··· Entries ···

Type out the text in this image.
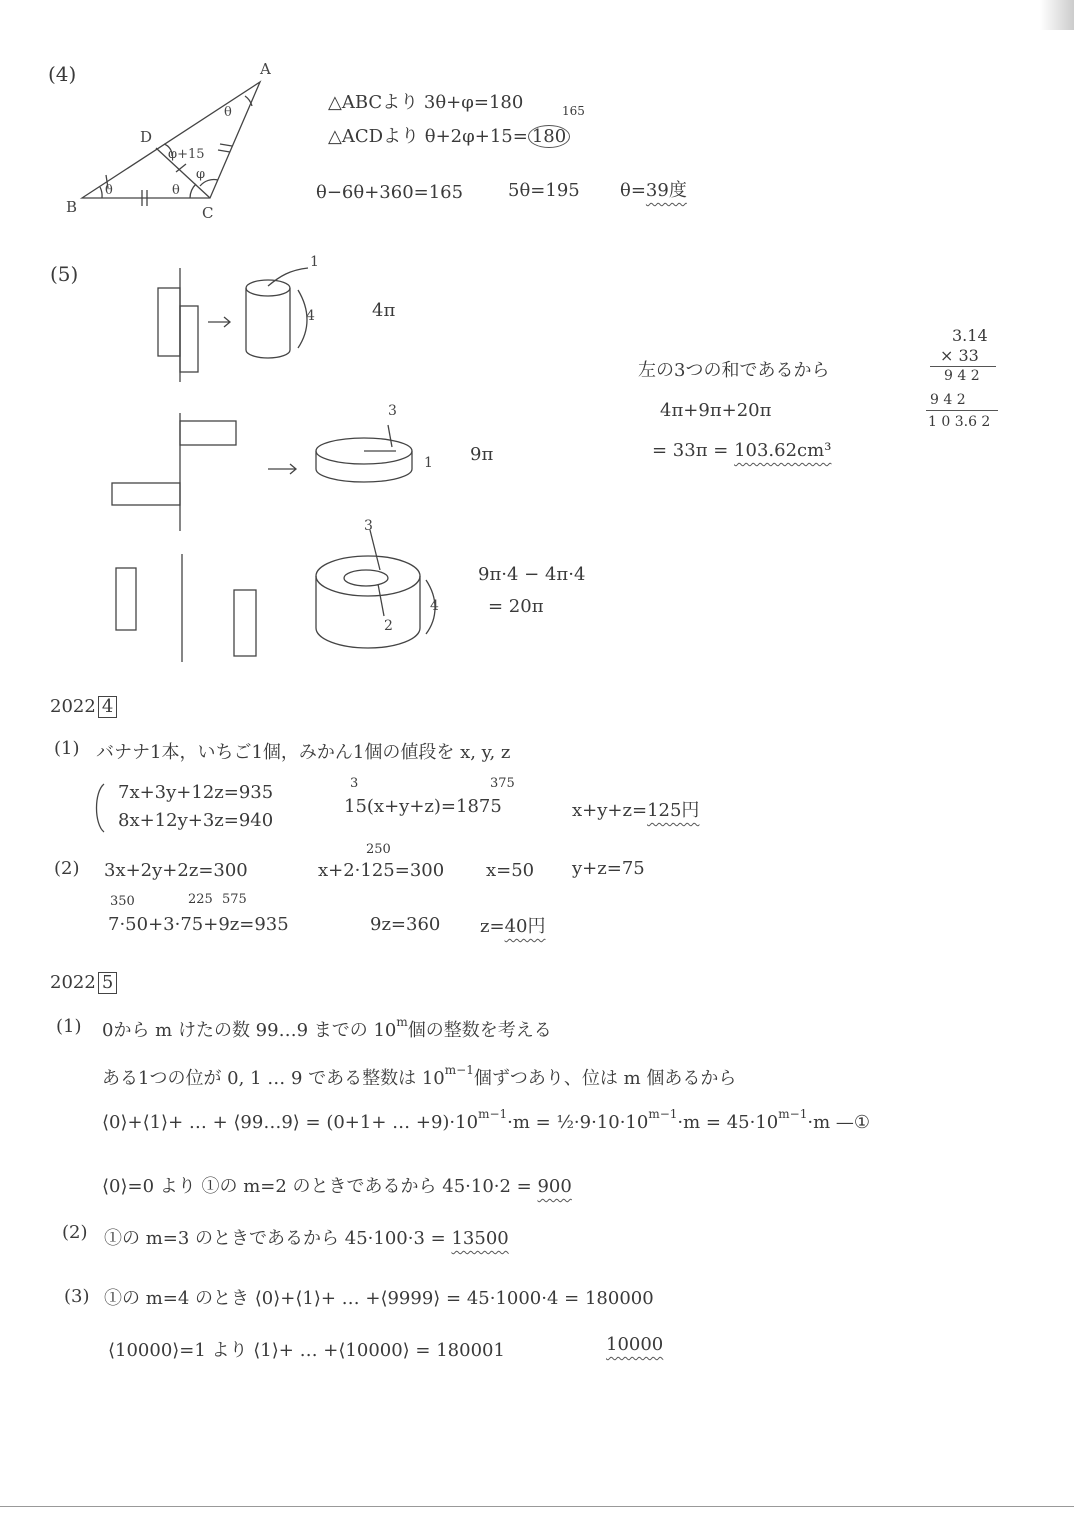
(4)	A
B	C
D
θ
θ
θ
φ
φ+15
△ABCより 3θ+φ=180	165
△ACDより θ+2φ+15= 180
θ−6θ+360=165 5θ=195 θ=39度
(5)	1
4	4π
3
1 9π
3
2
4
9π·4 − 4π·4
= 20π
左の3つの和であるから
4π+9π+20π
= 33π = 103.62cm³
3.14
× 33
9 4 2
9 4 2
1 0 3.6 2
2022 4
(1) バナナ1本，いちご1個，みかん1個の値段を x, y, z
7x+3y+12z=935
8x+12y+3z=940
3	375
15(x+y+z)=1875	x+y+z=125円
(2) 3x+2y+2z=300
250
x+2·125=300 x=50 y+z=75
350	225 575
7·50+3·75+9z=935	9z=360 z=40円
2022 5
(1) 0から m けたの数 99…9 までの 10$^m$個の整数を考える
ある1つの位が 0, 1 … 9 である整数は $10^{m-1}$個ずつあり、位は m 個あるから
⟨0⟩+⟨1⟩+ … + ⟨99…9⟩ = (0+1+ … $+9)\cdot 10^{m-1}\cdot m$ = $\frac{1}{2}\cdot 9\cdot 10\cdot 10^{m-1}\cdot m = 45\cdot 10^{m-1}\cdot m$ —①
⟨0⟩=0 より ①の m=2 のときであるから 45·10·2 = 900
(2) ①の m=3 のときであるから 45·100·3 = 13500
(3) ①の m=4 のとき ⟨0⟩+⟨1⟩+ … +⟨9999⟩ = 45·1000·4 = 180000
⟨10000⟩=1 より ⟨1⟩+ … +⟨10000⟩ = 180001	10000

···

* Exercise:
Can you restate all the records above word for word while dropping the pictures?

* Exercise answer:
Type out the text in this image.
(4)	A
B	C
D
θ
θ
θ
φ
φ+15
△ABCより 3θ+φ=180	165
△ACDより θ+2φ+15= 180
θ−6θ+360=165 5θ=195 θ=39度
(5)	1
4	4π
3
1 9π
3
2
4
9π·4 − 4π·4
= 20π
左の3つの和であるから
4π+9π+20π
= 33π = 103.62cm³
3.14
× 33
9 4 2
9 4 2
1 0 3.6 2
2022 4
(1) バナナ1本，いちご1個，みかん1個の値段を x, y, z
7x+3y+12z=935
8x+12y+3z=940
3	375
15(x+y+z)=1875	x+y+z=125円
(2) 3x+2y+2z=300
250
x+2·125=300 x=50 y+z=75
350	225 575
7·50+3·75+9z=935	9z=360 z=40円
2022 5
(1) 0から m けたの数 99…9 までの 10$^m$個の整数を考える
ある1つの位が 0, 1 … 9 である整数は $10^{m-1}$個ずつあり、位は m 個あるから
⟨0⟩+⟨1⟩+ … + ⟨99…9⟩ = (0+1+ … $+9)\cdot 10^{m-1}\cdot m$ = $\frac{1}{2}\cdot 9\cdot 10\cdot 10^{m-1}\cdot m = 45\cdot 10^{m-1}\cdot m$ —①
⟨0⟩=0 より ①の m=2 のときであるから 45·10·2 = 900
(2) ①の m=3 のときであるから 45·100·3 = 13500
(3) ①の m=4 のとき ⟨0⟩+⟨1⟩+ … +⟨9999⟩ = 45·1000·4 = 180000
⟨10000⟩=1 より ⟨1⟩+ … +⟨10000⟩ = 180001	10000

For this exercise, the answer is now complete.